### LISTED ENTRIES

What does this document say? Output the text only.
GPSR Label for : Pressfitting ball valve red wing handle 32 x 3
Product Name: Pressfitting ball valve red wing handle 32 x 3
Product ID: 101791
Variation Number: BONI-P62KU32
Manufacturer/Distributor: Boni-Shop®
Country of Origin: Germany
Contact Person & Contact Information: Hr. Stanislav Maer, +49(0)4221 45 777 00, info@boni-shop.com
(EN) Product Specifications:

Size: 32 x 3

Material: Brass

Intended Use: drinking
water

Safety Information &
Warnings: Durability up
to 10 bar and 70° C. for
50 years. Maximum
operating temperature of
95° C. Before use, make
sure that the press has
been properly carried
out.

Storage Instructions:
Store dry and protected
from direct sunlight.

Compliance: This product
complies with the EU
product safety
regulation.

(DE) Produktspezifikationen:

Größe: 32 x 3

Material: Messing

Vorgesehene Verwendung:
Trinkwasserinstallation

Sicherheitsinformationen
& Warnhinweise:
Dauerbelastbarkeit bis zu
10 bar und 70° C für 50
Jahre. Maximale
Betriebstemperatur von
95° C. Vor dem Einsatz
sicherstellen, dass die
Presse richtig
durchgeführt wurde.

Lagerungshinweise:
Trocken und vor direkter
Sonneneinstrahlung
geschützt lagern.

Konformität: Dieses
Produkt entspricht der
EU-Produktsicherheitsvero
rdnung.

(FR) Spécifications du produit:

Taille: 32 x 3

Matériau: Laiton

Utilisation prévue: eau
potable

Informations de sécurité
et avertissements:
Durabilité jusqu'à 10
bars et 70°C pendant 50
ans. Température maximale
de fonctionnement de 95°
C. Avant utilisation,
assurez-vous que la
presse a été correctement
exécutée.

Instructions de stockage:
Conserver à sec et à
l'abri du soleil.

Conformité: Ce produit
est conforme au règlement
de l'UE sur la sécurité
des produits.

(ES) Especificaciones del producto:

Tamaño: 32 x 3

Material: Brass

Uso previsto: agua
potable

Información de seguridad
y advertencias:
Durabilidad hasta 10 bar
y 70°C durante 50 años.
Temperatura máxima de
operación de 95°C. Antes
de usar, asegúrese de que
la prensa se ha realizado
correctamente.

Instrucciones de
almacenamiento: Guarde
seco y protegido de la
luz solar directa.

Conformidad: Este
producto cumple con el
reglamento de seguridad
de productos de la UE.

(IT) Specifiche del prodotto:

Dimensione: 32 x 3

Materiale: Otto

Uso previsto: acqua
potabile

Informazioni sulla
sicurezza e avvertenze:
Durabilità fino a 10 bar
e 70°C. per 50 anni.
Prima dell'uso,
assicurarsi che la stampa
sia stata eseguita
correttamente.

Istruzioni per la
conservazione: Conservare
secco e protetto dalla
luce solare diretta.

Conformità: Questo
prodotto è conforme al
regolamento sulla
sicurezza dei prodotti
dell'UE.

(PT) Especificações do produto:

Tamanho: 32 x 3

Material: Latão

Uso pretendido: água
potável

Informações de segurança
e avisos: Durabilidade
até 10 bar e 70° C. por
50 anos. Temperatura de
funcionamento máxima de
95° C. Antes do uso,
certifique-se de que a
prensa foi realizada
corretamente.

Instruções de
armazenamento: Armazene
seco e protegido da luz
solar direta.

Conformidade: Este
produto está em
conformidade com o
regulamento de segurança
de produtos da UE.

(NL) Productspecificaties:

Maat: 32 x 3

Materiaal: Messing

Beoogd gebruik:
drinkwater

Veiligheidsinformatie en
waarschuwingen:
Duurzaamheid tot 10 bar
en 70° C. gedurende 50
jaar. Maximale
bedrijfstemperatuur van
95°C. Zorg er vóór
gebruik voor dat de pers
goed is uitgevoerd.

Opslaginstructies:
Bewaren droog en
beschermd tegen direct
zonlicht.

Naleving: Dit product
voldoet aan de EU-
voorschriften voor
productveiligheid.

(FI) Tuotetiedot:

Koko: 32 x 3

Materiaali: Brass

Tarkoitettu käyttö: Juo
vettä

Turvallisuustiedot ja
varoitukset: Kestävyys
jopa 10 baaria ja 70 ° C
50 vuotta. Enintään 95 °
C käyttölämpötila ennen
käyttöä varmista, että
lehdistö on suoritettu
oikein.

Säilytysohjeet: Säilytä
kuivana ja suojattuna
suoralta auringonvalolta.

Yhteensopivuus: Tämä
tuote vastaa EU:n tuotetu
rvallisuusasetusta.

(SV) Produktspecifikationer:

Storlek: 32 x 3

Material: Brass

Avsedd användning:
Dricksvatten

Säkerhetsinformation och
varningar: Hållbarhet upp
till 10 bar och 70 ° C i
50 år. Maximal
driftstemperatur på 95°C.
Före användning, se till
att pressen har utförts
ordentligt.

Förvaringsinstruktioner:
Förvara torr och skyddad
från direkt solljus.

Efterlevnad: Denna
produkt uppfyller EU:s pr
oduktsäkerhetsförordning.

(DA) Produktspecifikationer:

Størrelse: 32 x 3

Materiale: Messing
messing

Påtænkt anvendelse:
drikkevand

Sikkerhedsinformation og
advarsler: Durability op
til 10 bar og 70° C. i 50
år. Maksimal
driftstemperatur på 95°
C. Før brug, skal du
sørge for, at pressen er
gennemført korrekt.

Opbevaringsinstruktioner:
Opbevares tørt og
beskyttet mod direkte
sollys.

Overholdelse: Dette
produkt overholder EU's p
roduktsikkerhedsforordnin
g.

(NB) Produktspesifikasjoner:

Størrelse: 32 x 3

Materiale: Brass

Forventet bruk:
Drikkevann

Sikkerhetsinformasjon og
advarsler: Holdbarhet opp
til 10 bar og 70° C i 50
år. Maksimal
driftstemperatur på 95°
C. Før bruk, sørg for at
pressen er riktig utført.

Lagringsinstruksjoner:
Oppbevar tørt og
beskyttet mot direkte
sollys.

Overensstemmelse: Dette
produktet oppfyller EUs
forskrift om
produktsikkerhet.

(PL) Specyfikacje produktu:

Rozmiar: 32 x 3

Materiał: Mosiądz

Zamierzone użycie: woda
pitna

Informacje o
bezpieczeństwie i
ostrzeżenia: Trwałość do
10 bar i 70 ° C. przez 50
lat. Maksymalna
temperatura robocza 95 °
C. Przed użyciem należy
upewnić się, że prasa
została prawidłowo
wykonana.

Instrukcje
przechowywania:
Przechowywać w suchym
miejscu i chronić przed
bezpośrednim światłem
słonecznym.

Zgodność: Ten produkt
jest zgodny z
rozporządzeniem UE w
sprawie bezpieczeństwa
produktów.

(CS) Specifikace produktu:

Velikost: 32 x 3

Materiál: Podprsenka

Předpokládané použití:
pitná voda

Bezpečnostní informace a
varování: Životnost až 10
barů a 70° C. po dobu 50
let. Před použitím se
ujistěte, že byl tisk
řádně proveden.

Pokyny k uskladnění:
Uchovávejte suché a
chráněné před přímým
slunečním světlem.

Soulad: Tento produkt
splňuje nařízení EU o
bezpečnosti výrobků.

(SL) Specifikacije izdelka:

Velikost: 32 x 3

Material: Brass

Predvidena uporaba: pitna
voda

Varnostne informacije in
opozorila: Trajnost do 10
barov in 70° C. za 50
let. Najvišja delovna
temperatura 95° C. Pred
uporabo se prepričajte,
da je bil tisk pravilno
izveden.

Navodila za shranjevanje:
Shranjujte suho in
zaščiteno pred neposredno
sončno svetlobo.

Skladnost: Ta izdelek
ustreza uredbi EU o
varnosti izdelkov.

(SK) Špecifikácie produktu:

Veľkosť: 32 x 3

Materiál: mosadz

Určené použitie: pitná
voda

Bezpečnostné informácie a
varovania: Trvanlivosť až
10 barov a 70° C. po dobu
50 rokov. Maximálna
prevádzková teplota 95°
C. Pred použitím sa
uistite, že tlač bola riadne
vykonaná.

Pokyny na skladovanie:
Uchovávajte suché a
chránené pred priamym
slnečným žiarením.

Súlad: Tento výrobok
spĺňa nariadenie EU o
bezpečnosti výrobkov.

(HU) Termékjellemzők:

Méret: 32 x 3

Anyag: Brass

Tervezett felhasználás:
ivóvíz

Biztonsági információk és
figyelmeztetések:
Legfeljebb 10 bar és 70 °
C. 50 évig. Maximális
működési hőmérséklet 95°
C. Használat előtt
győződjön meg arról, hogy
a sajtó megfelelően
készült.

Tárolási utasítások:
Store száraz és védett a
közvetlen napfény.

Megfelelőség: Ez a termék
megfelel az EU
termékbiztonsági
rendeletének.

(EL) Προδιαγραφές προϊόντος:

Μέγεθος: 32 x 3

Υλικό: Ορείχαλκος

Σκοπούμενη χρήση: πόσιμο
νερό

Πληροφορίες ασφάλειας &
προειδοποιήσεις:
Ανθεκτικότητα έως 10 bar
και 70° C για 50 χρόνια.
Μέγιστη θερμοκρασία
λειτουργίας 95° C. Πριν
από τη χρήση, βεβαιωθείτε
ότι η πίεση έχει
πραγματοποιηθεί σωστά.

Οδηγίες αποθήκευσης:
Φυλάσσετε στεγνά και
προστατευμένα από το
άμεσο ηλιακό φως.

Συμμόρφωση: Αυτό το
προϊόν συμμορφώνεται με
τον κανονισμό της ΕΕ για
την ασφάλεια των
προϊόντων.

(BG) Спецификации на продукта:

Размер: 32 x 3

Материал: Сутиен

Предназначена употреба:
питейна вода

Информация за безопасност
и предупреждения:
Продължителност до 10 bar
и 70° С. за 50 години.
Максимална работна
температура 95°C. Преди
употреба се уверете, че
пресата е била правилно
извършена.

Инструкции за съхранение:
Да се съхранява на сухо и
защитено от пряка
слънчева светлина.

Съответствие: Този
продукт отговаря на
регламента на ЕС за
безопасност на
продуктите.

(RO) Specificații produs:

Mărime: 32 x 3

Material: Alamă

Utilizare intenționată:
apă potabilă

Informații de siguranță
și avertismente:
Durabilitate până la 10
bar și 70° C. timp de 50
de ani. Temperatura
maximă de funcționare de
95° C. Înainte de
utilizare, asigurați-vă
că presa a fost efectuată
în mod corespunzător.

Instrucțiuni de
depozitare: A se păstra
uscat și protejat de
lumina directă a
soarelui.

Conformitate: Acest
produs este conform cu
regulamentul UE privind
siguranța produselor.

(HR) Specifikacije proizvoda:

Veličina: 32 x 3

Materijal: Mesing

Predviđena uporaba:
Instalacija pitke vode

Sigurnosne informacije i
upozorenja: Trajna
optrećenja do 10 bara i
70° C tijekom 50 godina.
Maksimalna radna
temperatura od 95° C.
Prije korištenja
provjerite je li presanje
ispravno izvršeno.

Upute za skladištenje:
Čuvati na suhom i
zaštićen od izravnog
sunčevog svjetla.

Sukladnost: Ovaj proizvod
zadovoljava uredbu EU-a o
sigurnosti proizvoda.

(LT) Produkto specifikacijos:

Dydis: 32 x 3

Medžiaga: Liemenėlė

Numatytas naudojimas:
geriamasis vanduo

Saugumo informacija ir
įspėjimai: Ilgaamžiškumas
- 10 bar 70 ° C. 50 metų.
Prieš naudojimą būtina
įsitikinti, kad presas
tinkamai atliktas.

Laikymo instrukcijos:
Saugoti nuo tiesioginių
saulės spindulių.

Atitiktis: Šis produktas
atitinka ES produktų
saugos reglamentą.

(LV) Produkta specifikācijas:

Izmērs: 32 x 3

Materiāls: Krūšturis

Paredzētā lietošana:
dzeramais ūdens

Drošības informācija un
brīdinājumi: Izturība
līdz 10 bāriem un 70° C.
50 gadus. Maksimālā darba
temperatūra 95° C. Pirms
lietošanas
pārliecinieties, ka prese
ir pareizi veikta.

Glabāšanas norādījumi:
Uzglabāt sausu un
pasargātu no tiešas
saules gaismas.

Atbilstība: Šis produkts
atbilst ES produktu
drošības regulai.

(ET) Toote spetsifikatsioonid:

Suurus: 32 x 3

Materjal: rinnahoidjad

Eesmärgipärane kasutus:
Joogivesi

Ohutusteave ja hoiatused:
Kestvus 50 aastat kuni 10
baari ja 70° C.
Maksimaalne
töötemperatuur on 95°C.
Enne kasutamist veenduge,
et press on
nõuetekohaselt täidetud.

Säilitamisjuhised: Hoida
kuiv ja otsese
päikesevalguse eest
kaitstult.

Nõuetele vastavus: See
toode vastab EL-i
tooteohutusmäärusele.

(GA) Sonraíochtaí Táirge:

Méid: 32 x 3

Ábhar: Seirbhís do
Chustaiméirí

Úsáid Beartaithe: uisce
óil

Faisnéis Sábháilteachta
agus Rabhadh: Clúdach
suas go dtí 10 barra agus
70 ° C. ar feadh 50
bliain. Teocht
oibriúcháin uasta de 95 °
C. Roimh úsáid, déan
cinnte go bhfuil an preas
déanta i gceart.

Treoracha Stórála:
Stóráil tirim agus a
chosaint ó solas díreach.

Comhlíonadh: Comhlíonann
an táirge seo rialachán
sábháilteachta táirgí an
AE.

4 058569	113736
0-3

######

» STATED EXERCISE: Count every line in the data that contains the word "voor", then give that count and nothing else.

» PROBLEM SOLUTION: 2